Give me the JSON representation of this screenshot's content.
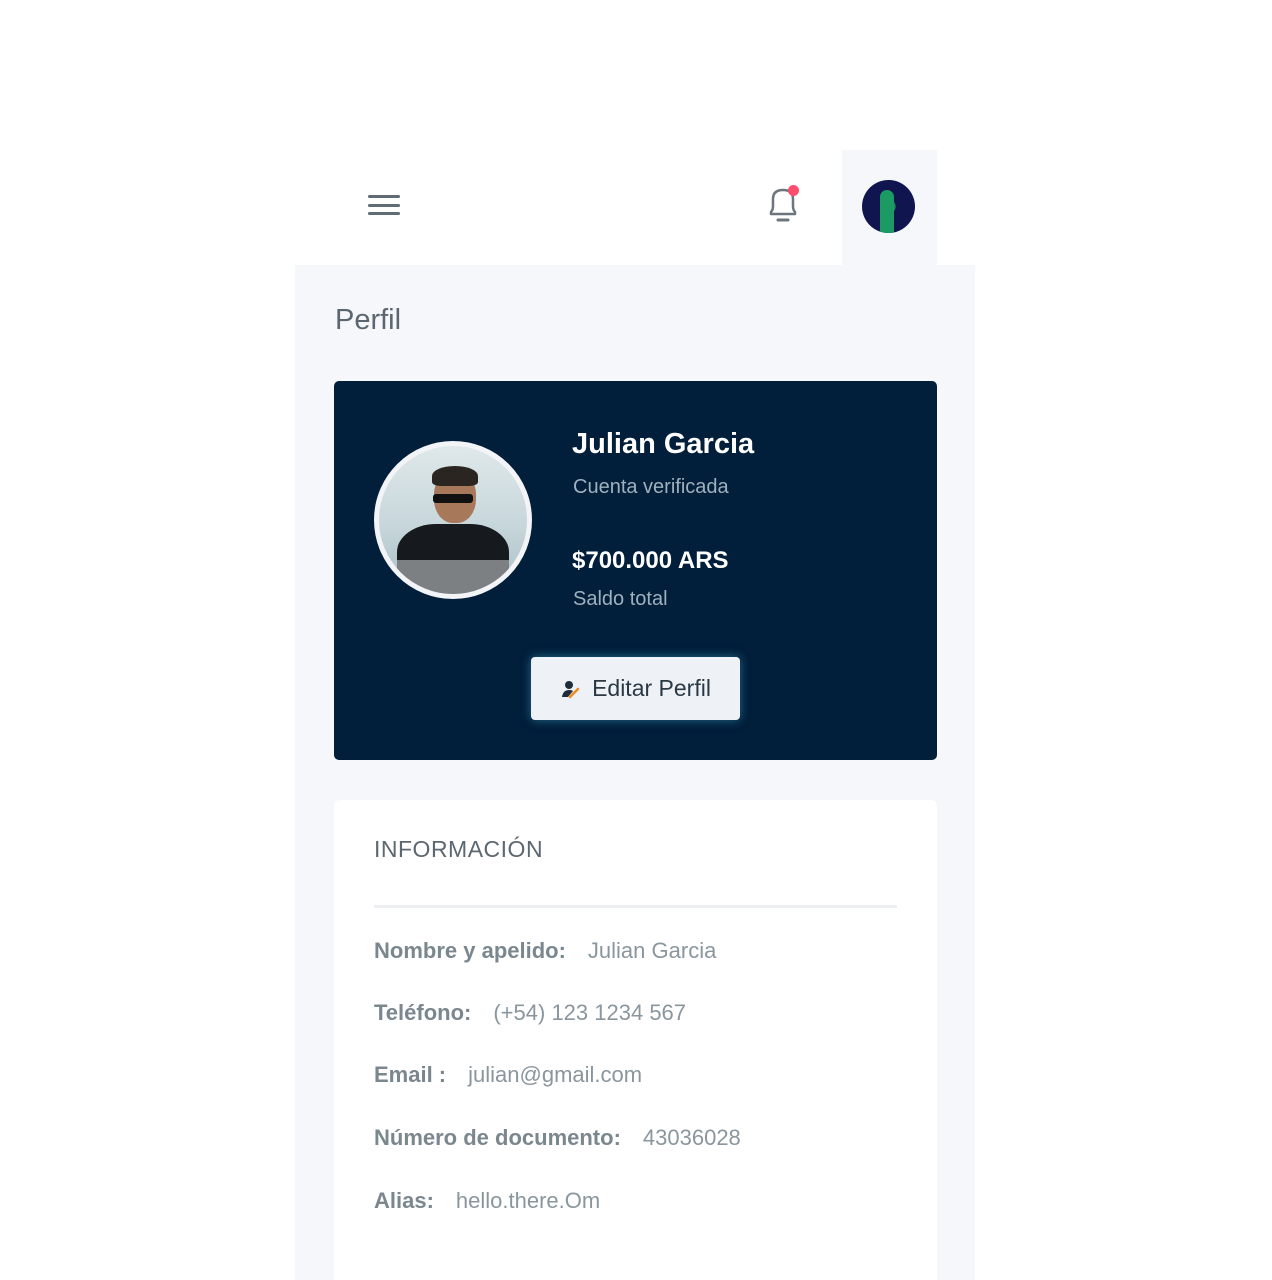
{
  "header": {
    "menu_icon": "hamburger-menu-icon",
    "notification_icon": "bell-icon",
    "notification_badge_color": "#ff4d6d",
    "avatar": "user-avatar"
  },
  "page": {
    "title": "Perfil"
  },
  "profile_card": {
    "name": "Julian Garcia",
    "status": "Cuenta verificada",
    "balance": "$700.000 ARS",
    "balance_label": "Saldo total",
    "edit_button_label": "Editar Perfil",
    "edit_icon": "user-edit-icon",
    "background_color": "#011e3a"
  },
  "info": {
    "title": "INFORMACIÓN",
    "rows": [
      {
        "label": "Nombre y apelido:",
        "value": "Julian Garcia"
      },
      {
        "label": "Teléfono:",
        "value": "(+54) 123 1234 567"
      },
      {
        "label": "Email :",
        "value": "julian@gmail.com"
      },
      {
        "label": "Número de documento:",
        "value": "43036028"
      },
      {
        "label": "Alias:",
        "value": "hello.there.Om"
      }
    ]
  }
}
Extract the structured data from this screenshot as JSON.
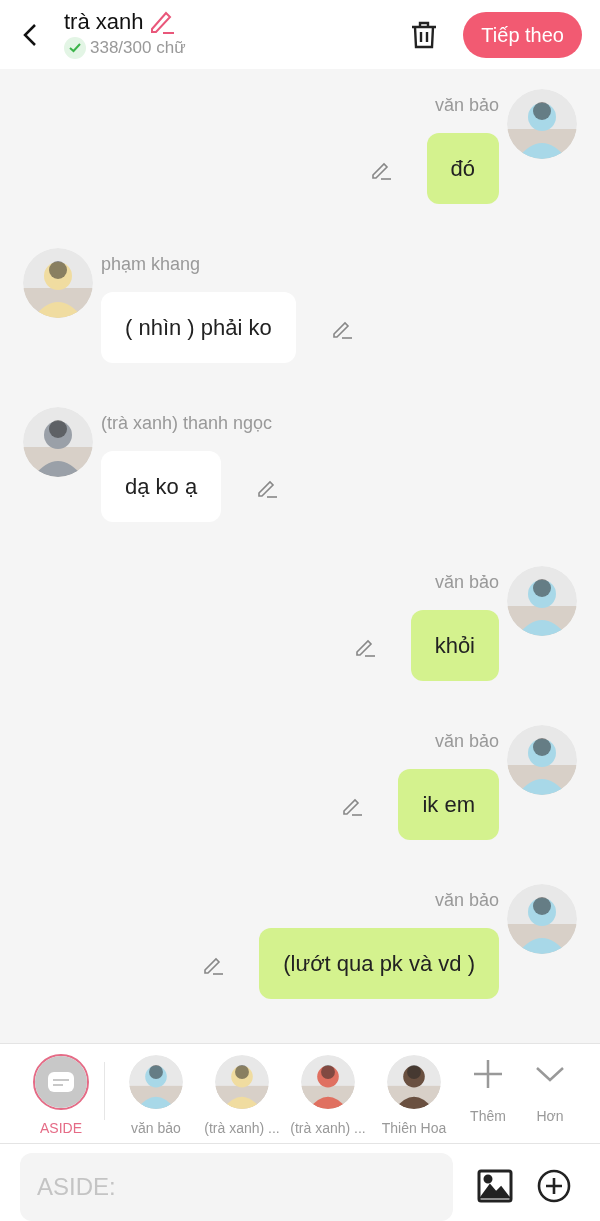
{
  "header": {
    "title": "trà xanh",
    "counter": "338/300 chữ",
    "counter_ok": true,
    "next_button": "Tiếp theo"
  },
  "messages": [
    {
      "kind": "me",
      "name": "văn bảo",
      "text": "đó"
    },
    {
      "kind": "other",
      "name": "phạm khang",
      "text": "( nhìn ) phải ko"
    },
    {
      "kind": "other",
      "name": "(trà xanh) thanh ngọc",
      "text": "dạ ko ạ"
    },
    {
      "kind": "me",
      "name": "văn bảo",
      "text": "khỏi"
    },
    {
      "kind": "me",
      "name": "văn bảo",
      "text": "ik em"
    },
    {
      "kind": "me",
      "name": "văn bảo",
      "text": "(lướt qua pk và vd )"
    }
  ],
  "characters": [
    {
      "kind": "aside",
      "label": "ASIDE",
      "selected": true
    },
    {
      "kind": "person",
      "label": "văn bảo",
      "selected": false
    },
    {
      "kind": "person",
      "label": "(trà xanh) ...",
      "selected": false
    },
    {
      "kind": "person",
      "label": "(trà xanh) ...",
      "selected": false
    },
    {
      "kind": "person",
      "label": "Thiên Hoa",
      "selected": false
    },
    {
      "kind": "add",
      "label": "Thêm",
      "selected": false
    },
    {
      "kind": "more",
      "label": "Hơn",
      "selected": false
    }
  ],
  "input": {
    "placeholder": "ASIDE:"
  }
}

+ + +

Except for the pictures, copy every line of the records above exactly.

Give me the JSON representation of this screenshot's content.
{
  "header": {
    "menu_icon": "hamburger-menu-icon",
    "notification_icon": "bell-icon",
    "notification_badge_color": "#ff4d6d",
    "avatar": "user-avatar"
  },
  "page": {
    "title": "Perfil"
  },
  "profile_card": {
    "name": "Julian Garcia",
    "status": "Cuenta verificada",
    "balance": "$700.000 ARS",
    "balance_label": "Saldo total",
    "edit_button_label": "Editar Perfil",
    "edit_icon": "user-edit-icon",
    "background_color": "#011e3a"
  },
  "info": {
    "title": "INFORMACIÓN",
    "rows": [
      {
        "label": "Nombre y apelido:",
        "value": "Julian Garcia"
      },
      {
        "label": "Teléfono:",
        "value": "(+54) 123 1234 567"
      },
      {
        "label": "Email :",
        "value": "julian@gmail.com"
      },
      {
        "label": "Número de documento:",
        "value": "43036028"
      },
      {
        "label": "Alias:",
        "value": "hello.there.Om"
      }
    ]
  }
}
Extract the structured data from this screenshot as JSON.
{
  "header": {
    "title": "trà xanh",
    "counter": "338/300 chữ",
    "counter_ok": true,
    "next_button": "Tiếp theo"
  },
  "messages": [
    {
      "kind": "me",
      "name": "văn bảo",
      "text": "đó"
    },
    {
      "kind": "other",
      "name": "phạm khang",
      "text": "( nhìn ) phải ko"
    },
    {
      "kind": "other",
      "name": "(trà xanh) thanh ngọc",
      "text": "dạ ko ạ"
    },
    {
      "kind": "me",
      "name": "văn bảo",
      "text": "khỏi"
    },
    {
      "kind": "me",
      "name": "văn bảo",
      "text": "ik em"
    },
    {
      "kind": "me",
      "name": "văn bảo",
      "text": "(lướt qua pk và vd )"
    }
  ],
  "characters": [
    {
      "kind": "aside",
      "label": "ASIDE",
      "selected": true
    },
    {
      "kind": "person",
      "label": "văn bảo",
      "selected": false
    },
    {
      "kind": "person",
      "label": "(trà xanh) ...",
      "selected": false
    },
    {
      "kind": "person",
      "label": "(trà xanh) ...",
      "selected": false
    },
    {
      "kind": "person",
      "label": "Thiên Hoa",
      "selected": false
    },
    {
      "kind": "add",
      "label": "Thêm",
      "selected": false
    },
    {
      "kind": "more",
      "label": "Hơn",
      "selected": false
    }
  ],
  "input": {
    "placeholder": "ASIDE:"
  }
}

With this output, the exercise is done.